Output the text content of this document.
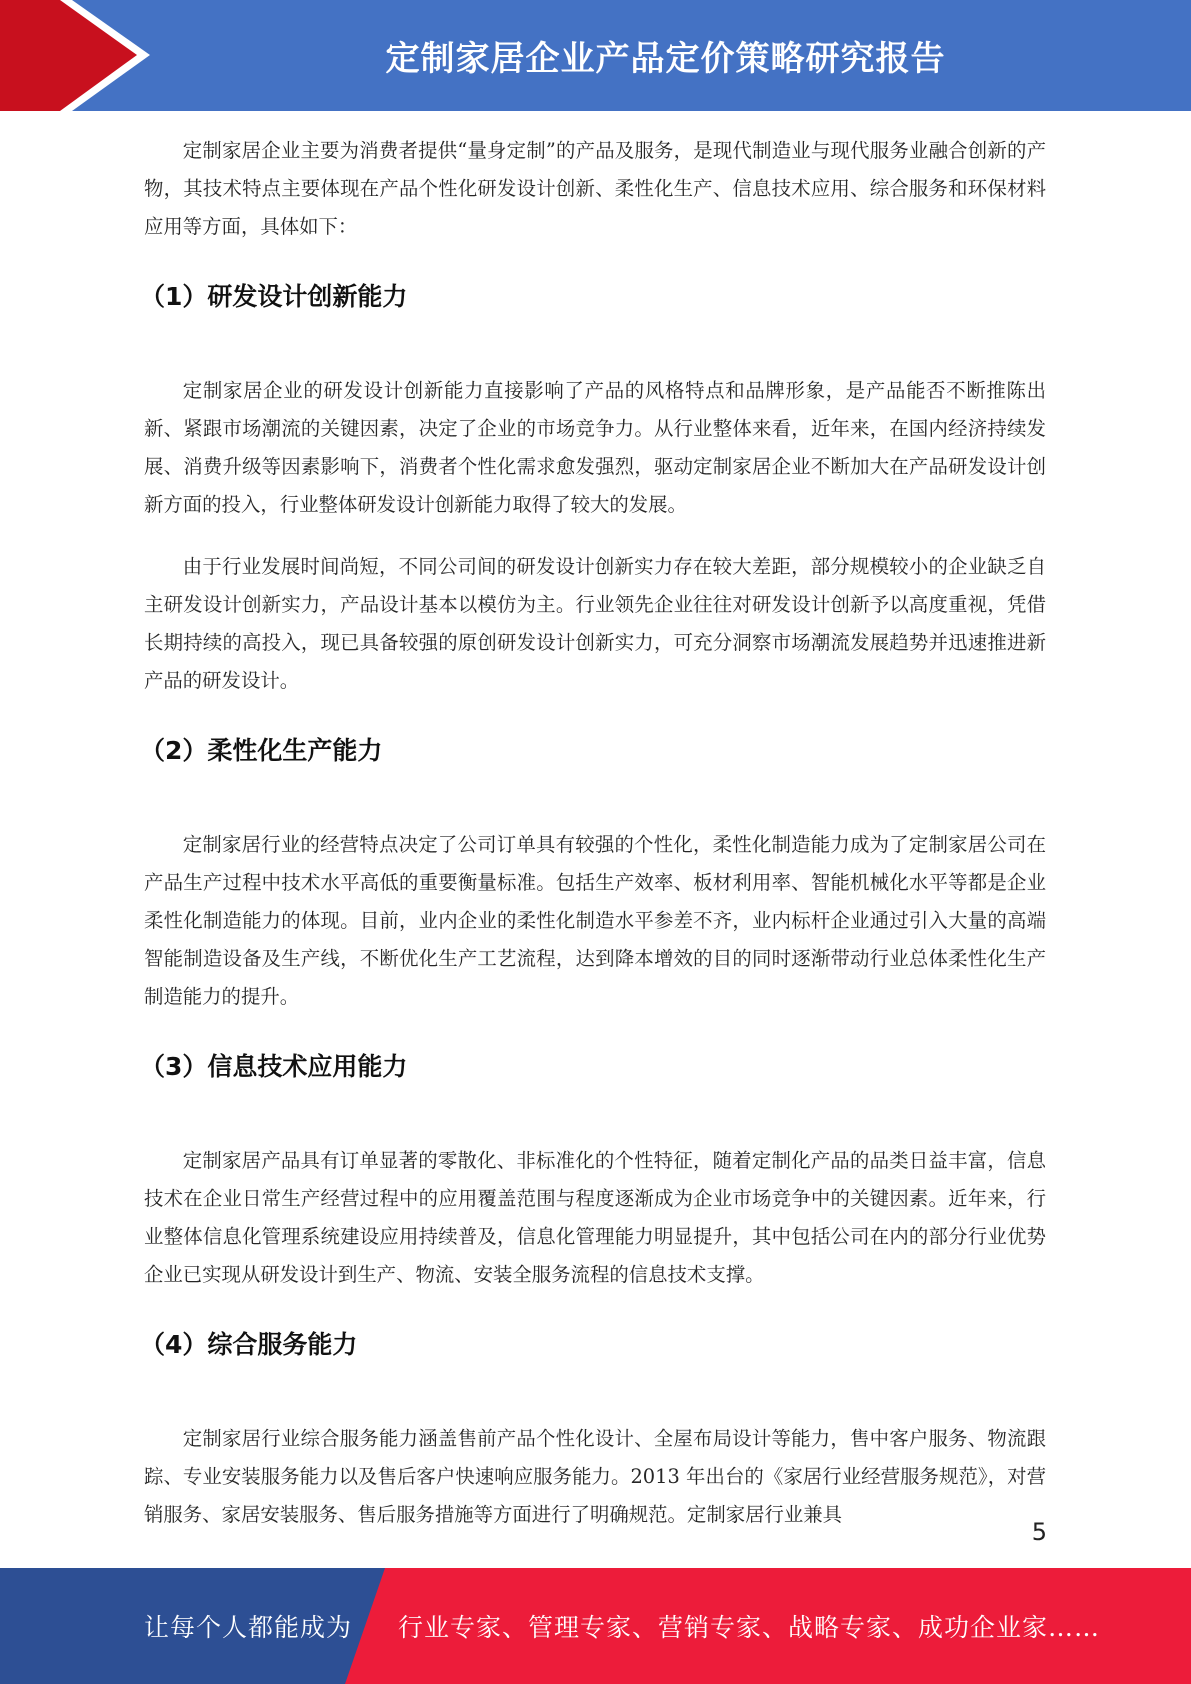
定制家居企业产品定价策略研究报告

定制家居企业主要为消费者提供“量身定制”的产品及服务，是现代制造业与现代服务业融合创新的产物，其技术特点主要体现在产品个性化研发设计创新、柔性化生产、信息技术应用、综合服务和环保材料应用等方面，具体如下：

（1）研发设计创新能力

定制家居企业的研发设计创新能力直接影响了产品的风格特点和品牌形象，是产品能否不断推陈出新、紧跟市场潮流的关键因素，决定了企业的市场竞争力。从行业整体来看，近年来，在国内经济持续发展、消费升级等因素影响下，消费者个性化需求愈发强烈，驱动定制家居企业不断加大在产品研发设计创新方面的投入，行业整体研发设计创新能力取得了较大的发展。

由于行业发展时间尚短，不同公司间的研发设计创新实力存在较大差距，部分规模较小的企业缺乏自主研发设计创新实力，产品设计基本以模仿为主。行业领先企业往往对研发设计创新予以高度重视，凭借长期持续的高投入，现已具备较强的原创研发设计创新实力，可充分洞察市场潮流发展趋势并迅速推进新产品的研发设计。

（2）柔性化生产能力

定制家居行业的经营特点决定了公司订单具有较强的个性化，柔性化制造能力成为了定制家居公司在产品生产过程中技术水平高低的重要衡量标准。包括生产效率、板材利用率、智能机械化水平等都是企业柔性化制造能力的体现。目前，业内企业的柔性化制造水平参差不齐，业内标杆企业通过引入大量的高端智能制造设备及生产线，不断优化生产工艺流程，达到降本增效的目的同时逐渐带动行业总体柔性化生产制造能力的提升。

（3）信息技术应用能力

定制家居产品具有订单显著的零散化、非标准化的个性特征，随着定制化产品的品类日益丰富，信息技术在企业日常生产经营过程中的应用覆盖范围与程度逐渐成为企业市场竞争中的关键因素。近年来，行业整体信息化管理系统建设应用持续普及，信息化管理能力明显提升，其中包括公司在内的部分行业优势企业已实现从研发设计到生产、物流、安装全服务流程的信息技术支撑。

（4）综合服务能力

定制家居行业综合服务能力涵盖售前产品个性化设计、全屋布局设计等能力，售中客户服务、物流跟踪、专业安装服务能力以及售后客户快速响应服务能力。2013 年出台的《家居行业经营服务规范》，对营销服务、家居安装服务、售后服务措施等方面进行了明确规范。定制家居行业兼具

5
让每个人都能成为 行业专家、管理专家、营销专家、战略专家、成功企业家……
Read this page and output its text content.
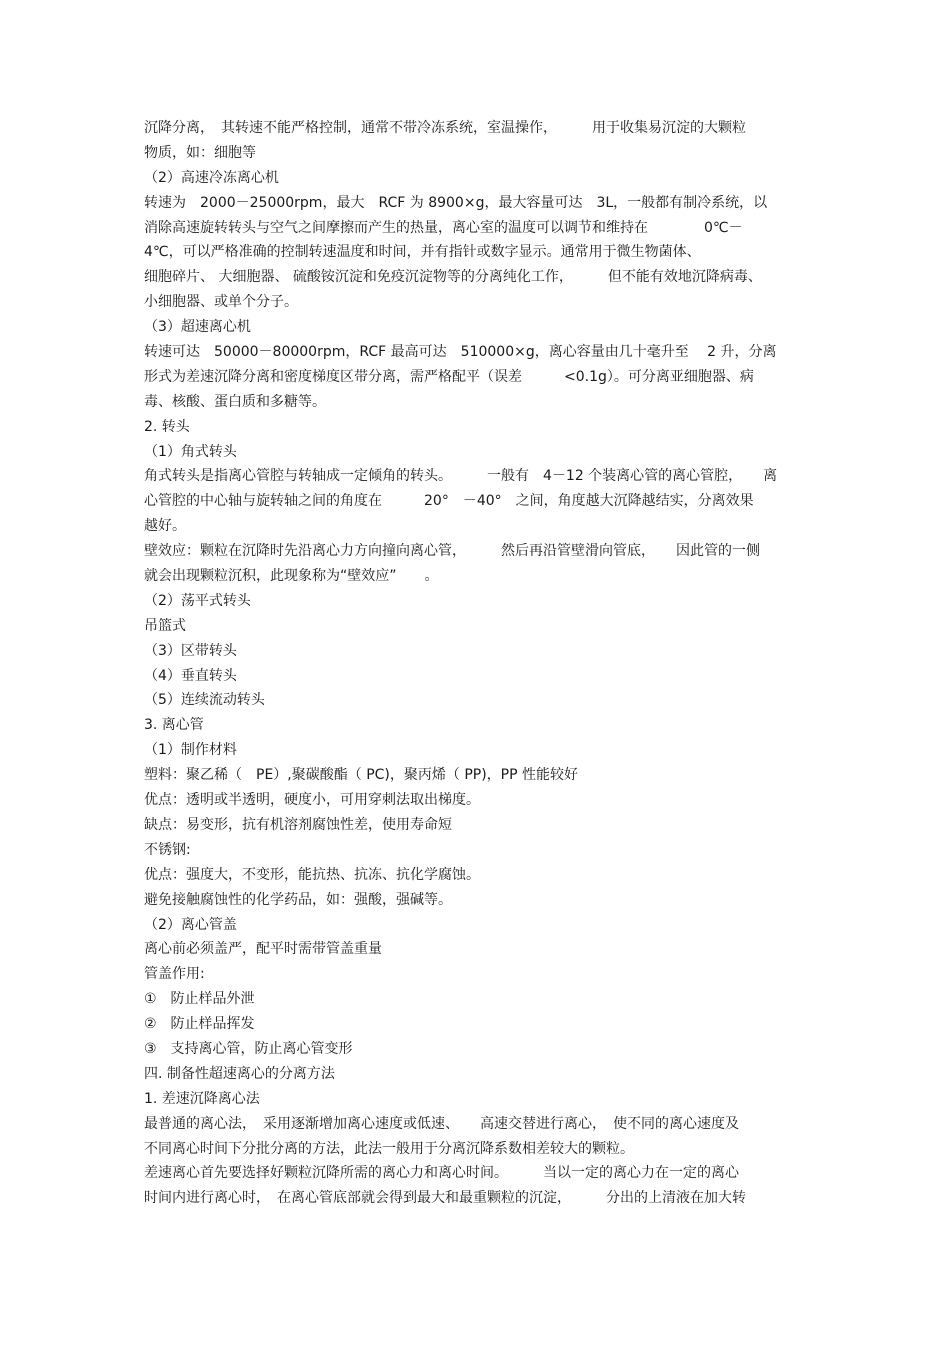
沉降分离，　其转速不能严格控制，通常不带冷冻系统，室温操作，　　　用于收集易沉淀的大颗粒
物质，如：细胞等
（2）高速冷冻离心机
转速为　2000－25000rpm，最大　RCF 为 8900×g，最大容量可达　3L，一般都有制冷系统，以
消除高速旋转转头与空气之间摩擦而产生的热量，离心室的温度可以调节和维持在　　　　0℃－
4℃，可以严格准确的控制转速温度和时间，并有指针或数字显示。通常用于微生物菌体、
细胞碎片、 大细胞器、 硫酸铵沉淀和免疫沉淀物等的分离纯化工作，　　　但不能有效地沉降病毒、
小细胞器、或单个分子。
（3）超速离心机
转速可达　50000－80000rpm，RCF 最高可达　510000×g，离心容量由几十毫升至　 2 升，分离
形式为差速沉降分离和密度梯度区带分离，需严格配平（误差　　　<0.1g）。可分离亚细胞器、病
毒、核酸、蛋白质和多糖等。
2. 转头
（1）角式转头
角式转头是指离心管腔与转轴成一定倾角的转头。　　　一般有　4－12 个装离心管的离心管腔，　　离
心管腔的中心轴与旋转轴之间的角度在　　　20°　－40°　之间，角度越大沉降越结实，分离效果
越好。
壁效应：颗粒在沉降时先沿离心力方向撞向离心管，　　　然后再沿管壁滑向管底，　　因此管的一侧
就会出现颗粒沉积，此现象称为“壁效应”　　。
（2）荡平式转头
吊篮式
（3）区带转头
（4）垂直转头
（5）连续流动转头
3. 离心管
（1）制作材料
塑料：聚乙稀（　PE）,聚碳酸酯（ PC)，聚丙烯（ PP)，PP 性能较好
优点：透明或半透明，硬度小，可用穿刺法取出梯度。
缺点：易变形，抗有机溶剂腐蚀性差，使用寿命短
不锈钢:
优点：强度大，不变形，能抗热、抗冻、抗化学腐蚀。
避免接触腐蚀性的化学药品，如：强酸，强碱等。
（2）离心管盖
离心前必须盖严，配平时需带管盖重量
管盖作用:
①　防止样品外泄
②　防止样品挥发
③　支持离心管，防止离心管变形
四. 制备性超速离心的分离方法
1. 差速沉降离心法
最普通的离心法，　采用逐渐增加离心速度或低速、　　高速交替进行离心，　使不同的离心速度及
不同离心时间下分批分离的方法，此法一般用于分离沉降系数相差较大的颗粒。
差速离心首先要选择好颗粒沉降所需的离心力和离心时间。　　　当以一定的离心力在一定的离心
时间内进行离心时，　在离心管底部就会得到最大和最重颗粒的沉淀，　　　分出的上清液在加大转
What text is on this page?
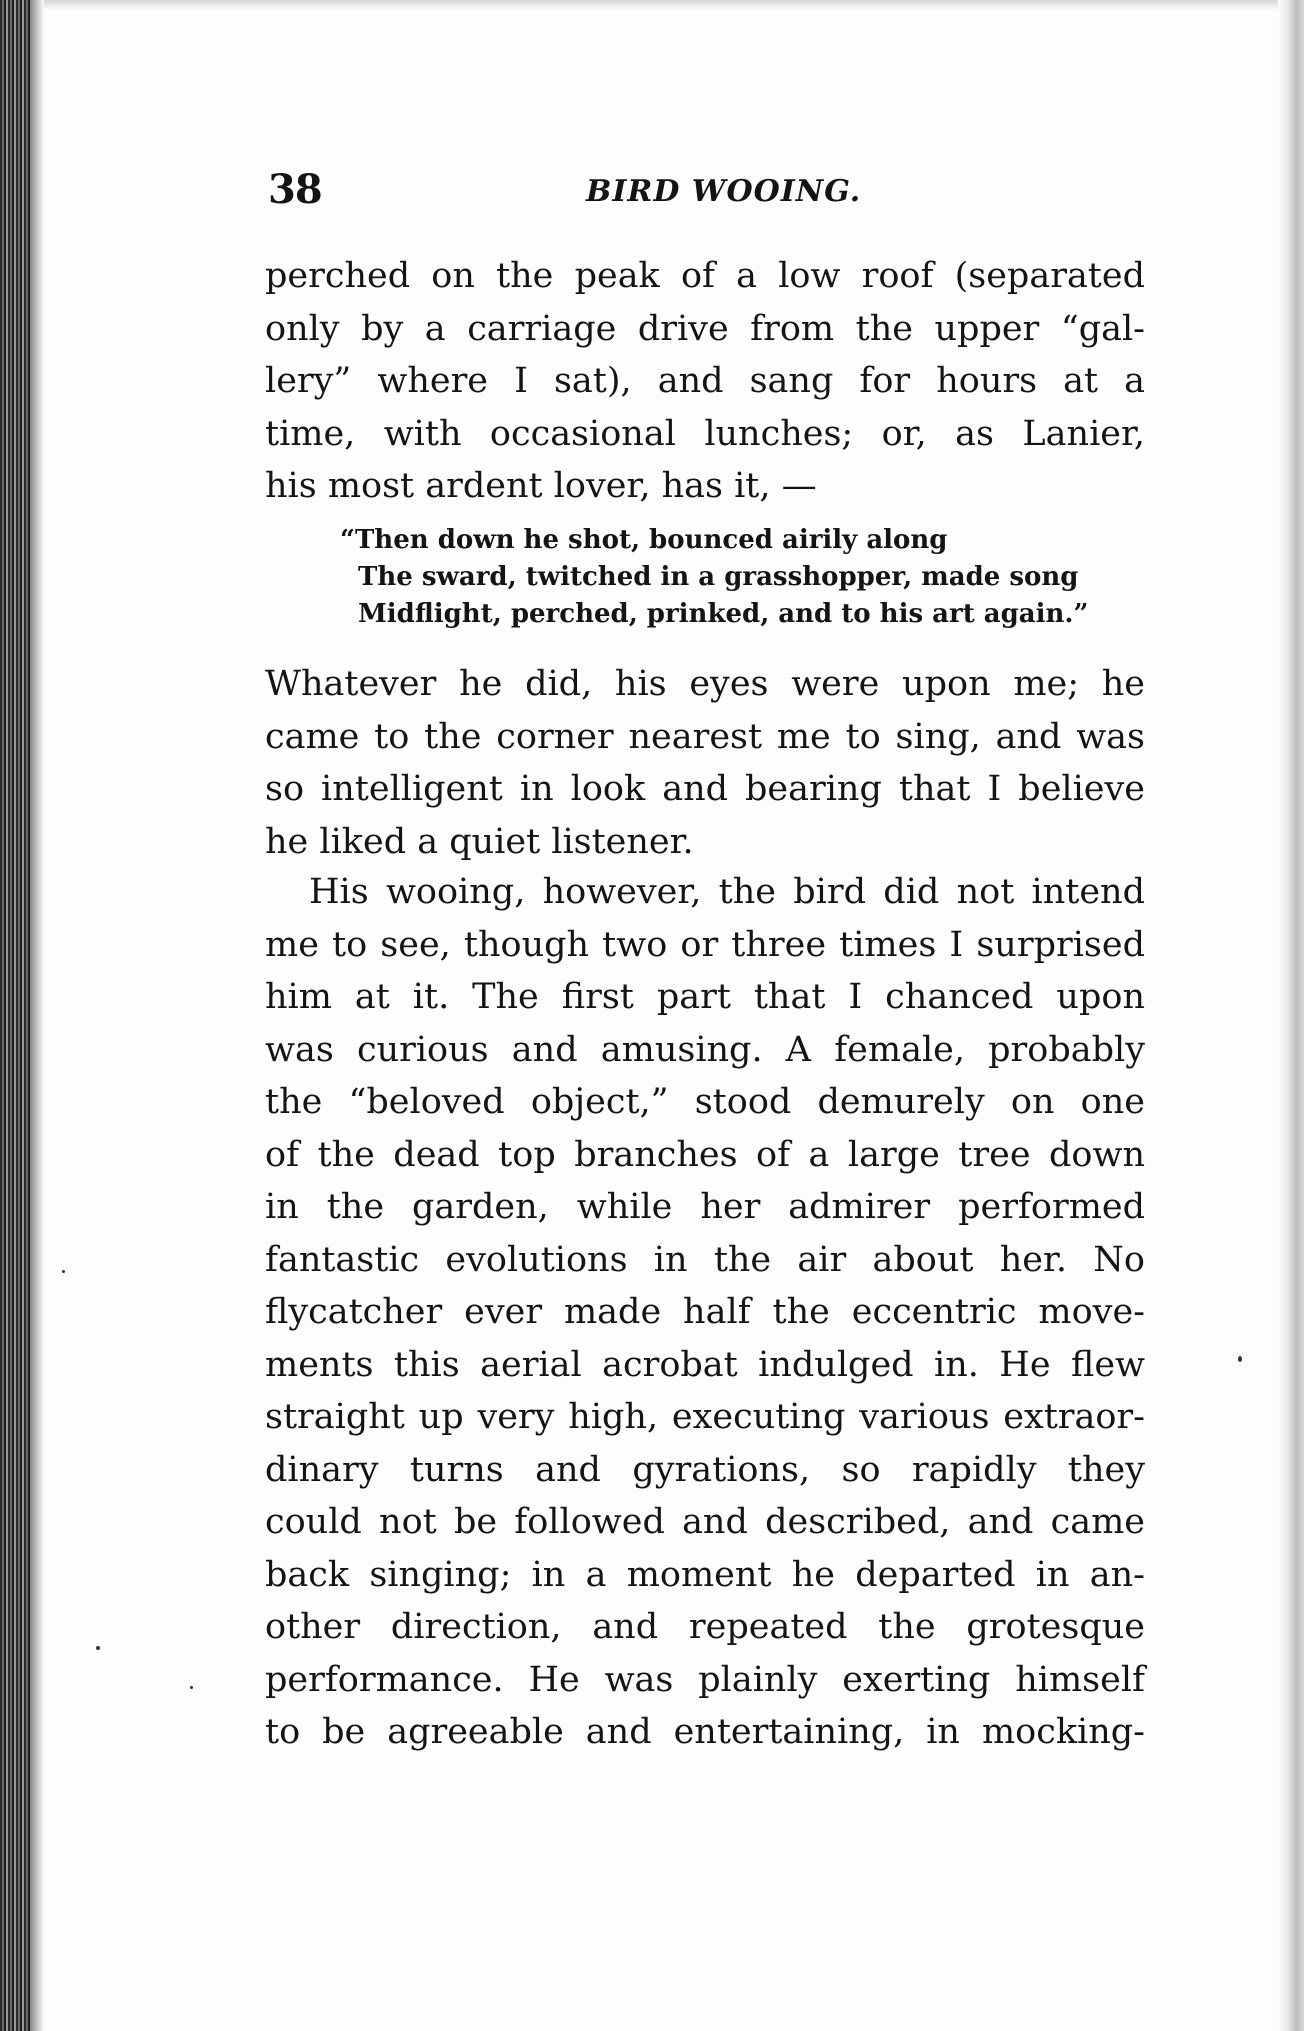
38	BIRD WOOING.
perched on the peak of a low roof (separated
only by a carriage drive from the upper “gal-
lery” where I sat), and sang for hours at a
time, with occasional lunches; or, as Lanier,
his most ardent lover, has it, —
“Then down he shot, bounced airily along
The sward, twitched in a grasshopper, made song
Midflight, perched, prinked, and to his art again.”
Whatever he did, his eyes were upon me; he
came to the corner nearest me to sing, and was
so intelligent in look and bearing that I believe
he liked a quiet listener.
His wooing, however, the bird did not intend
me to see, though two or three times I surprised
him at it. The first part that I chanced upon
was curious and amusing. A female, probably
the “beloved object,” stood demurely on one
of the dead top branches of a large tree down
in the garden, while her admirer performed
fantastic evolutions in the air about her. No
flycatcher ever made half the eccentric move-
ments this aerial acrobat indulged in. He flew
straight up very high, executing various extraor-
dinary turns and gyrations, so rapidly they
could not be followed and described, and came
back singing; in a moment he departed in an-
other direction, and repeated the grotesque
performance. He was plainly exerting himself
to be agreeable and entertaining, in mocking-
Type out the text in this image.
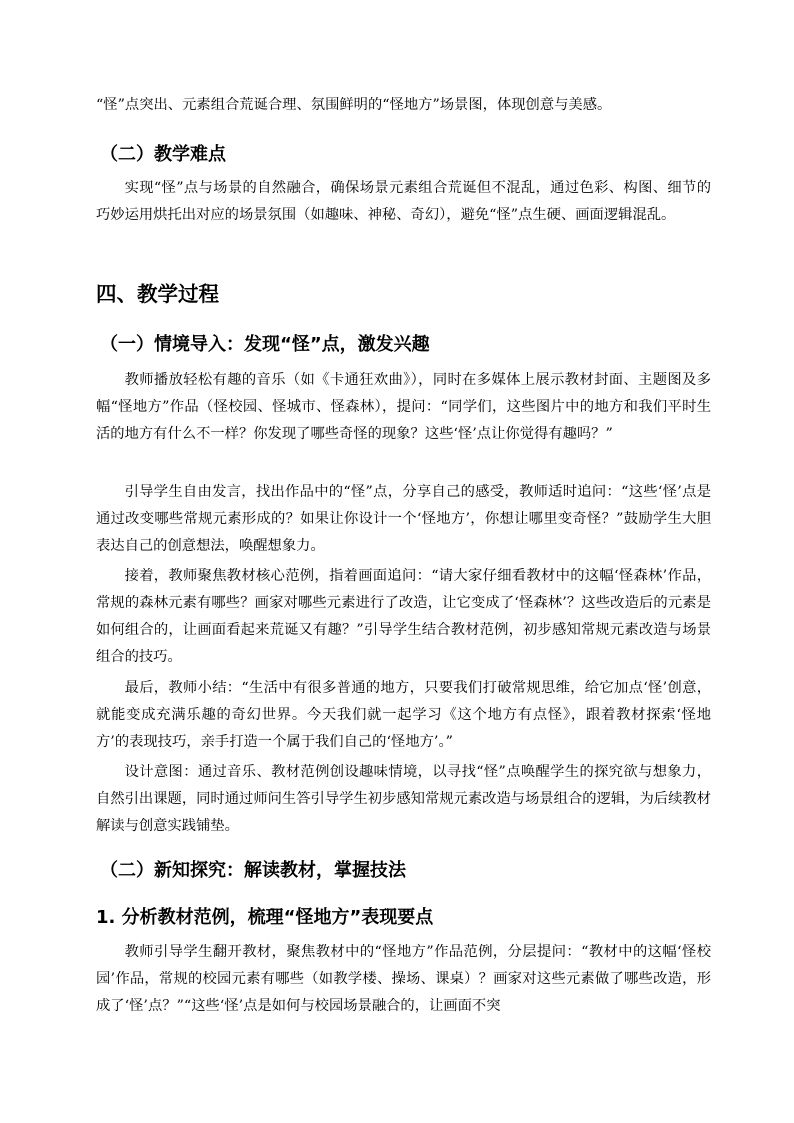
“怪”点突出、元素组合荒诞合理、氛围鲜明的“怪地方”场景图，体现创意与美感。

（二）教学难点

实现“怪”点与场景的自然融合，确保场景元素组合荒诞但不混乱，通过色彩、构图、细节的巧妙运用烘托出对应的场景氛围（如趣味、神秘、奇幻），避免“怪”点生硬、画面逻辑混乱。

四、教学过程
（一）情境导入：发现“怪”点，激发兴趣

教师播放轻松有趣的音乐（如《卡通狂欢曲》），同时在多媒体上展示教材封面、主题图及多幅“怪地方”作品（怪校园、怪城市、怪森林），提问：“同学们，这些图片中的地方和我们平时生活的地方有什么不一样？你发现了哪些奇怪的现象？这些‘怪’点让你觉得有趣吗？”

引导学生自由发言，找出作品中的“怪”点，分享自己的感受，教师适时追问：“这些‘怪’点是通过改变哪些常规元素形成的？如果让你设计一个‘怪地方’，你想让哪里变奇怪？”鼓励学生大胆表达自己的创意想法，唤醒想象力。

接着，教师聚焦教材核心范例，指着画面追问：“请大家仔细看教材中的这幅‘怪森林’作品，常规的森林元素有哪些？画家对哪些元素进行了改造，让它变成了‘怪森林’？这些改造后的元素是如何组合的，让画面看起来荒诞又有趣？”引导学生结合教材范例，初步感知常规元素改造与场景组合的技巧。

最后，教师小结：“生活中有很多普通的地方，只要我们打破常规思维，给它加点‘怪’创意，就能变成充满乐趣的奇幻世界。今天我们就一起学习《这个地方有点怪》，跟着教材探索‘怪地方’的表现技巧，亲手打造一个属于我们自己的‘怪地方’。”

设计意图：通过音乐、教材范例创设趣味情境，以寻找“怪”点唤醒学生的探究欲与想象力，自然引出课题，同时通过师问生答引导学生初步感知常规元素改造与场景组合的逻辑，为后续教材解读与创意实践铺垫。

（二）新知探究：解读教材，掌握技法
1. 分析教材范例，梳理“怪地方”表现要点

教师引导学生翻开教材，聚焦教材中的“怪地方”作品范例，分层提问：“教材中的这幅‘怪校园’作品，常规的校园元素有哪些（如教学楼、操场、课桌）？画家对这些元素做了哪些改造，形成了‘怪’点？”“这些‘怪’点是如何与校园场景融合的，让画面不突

□ □ □ □ □

In the data above, find the line containing "Type out the text in this image."; from there, please write out each line through the end, exactly, with the pictures omitted.

**FULL ANSWER**
Type out the text in this image.
“怪”点突出、元素组合荒诞合理、氛围鲜明的“怪地方”场景图，体现创意与美感。

（二）教学难点

实现“怪”点与场景的自然融合，确保场景元素组合荒诞但不混乱，通过色彩、构图、细节的巧妙运用烘托出对应的场景氛围（如趣味、神秘、奇幻），避免“怪”点生硬、画面逻辑混乱。

四、教学过程
（一）情境导入：发现“怪”点，激发兴趣

教师播放轻松有趣的音乐（如《卡通狂欢曲》），同时在多媒体上展示教材封面、主题图及多幅“怪地方”作品（怪校园、怪城市、怪森林），提问：“同学们，这些图片中的地方和我们平时生活的地方有什么不一样？你发现了哪些奇怪的现象？这些‘怪’点让你觉得有趣吗？”

引导学生自由发言，找出作品中的“怪”点，分享自己的感受，教师适时追问：“这些‘怪’点是通过改变哪些常规元素形成的？如果让你设计一个‘怪地方’，你想让哪里变奇怪？”鼓励学生大胆表达自己的创意想法，唤醒想象力。

接着，教师聚焦教材核心范例，指着画面追问：“请大家仔细看教材中的这幅‘怪森林’作品，常规的森林元素有哪些？画家对哪些元素进行了改造，让它变成了‘怪森林’？这些改造后的元素是如何组合的，让画面看起来荒诞又有趣？”引导学生结合教材范例，初步感知常规元素改造与场景组合的技巧。

最后，教师小结：“生活中有很多普通的地方，只要我们打破常规思维，给它加点‘怪’创意，就能变成充满乐趣的奇幻世界。今天我们就一起学习《这个地方有点怪》，跟着教材探索‘怪地方’的表现技巧，亲手打造一个属于我们自己的‘怪地方’。”

设计意图：通过音乐、教材范例创设趣味情境，以寻找“怪”点唤醒学生的探究欲与想象力，自然引出课题，同时通过师问生答引导学生初步感知常规元素改造与场景组合的逻辑，为后续教材解读与创意实践铺垫。

（二）新知探究：解读教材，掌握技法
1. 分析教材范例，梳理“怪地方”表现要点

教师引导学生翻开教材，聚焦教材中的“怪地方”作品范例，分层提问：“教材中的这幅‘怪校园’作品，常规的校园元素有哪些（如教学楼、操场、课桌）？画家对这些元素做了哪些改造，形成了‘怪’点？”“这些‘怪’点是如何与校园场景融合的，让画面不突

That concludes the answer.